WHAT YOU SHOULD DO:
Every line of the data that contains the string "从这些事情中" must be copied.

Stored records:
* * *
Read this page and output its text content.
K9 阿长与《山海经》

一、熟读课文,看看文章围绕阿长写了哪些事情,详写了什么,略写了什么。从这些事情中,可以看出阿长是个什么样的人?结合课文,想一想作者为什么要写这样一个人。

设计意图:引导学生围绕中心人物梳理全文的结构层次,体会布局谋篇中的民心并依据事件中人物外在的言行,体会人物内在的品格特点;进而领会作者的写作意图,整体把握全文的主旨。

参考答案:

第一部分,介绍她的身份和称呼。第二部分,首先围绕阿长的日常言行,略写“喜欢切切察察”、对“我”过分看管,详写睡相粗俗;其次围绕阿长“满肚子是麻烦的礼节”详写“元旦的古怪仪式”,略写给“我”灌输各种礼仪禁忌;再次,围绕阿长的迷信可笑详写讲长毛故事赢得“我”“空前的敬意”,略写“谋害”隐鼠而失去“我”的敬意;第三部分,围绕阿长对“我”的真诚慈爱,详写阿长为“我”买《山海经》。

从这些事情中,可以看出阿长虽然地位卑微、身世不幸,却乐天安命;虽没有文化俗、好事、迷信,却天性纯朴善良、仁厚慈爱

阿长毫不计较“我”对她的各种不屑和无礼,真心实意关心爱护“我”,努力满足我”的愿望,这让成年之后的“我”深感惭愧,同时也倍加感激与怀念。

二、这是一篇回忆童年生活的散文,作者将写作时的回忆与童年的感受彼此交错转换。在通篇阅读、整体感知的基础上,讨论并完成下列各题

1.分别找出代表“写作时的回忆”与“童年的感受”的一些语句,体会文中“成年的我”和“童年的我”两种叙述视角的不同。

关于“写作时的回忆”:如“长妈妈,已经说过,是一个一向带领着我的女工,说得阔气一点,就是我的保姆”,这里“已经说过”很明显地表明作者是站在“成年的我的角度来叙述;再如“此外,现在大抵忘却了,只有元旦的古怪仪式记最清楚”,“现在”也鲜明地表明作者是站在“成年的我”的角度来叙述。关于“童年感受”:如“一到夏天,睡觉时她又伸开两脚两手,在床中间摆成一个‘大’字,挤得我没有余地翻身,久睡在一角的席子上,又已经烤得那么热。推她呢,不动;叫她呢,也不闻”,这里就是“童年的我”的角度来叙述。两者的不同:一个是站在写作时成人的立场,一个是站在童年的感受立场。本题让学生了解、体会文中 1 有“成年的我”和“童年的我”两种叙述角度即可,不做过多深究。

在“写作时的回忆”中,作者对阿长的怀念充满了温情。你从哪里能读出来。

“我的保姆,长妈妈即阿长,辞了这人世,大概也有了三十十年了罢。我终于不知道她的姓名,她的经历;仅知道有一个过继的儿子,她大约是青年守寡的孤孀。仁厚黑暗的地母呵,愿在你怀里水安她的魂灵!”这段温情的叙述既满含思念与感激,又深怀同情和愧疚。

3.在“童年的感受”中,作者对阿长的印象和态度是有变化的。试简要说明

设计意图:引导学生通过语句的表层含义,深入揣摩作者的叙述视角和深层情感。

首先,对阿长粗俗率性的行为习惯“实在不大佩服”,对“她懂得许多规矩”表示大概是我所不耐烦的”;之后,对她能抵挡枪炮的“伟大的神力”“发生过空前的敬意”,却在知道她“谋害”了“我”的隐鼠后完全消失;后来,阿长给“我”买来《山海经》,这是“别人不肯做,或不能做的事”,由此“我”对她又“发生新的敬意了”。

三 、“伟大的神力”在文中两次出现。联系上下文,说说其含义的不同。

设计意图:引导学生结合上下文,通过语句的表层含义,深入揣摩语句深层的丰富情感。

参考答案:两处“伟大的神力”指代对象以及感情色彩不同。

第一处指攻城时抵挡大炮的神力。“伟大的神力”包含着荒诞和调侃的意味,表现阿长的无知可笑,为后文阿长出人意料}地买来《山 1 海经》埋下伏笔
* * *
REPLY:
一、熟读课文,看看文章围绕阿长写了哪些事情,详写了什么,略写了什么。从这些事情中,可以看出阿长是个什么样的人?结合课文,想一想作者为什么要写这样一个人。
从这些事情中,可以看出阿长虽然地位卑微、身世不幸,却乐天安命;虽没有文化俗、好事、迷信,却天性纯朴善良、仁厚慈爱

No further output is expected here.